╭──
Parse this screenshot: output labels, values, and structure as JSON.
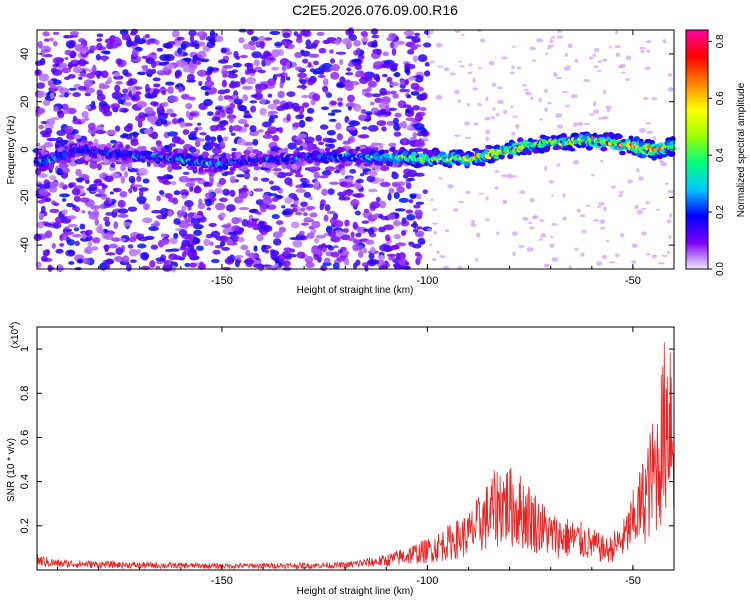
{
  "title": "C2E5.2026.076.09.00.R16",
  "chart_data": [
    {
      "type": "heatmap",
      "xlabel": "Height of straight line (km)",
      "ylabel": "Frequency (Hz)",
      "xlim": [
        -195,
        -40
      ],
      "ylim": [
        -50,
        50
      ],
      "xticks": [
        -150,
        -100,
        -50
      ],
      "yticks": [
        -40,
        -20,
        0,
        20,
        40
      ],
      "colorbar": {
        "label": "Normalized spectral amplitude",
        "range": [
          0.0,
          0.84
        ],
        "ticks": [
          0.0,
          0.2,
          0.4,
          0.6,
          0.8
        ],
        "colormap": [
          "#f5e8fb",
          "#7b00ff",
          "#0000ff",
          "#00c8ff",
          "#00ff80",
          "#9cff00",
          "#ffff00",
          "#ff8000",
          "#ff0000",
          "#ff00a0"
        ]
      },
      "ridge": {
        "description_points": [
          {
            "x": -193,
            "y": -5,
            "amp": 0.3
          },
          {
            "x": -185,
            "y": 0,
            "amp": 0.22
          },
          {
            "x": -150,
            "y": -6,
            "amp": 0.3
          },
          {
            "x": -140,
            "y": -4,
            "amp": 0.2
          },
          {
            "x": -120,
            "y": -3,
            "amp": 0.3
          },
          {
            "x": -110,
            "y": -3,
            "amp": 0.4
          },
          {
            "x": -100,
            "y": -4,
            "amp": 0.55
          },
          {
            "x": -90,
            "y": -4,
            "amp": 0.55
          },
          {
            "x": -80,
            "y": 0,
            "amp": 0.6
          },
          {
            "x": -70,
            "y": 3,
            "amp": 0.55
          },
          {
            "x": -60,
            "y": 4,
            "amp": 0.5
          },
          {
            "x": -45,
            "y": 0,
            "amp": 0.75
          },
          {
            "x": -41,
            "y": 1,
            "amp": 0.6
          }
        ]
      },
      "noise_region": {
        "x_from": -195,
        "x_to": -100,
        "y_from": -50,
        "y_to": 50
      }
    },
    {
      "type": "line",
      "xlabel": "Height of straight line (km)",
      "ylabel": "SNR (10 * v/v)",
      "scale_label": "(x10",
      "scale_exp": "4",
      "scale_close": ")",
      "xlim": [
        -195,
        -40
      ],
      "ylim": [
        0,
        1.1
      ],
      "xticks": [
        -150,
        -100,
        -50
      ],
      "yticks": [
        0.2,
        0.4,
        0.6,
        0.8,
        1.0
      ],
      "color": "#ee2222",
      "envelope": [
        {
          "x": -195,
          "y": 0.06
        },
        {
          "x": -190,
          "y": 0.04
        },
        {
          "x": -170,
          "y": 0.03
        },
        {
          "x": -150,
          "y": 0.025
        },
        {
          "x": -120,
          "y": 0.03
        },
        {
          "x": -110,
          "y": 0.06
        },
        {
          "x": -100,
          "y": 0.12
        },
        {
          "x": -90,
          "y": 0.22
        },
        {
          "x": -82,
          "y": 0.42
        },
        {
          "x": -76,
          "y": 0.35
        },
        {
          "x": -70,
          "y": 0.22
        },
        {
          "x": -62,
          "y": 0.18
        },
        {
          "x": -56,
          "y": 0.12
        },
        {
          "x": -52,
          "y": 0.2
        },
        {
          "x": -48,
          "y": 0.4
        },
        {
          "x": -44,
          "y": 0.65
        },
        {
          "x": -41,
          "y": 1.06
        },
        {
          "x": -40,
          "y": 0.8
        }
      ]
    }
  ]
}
╰──
**Problem requirements**
Identify and copy the lines holding the word "ylabel".

**Answer to this problem**
      "ylabel": "Frequency (Hz)",
      "ylabel": "SNR (10 * v/v)",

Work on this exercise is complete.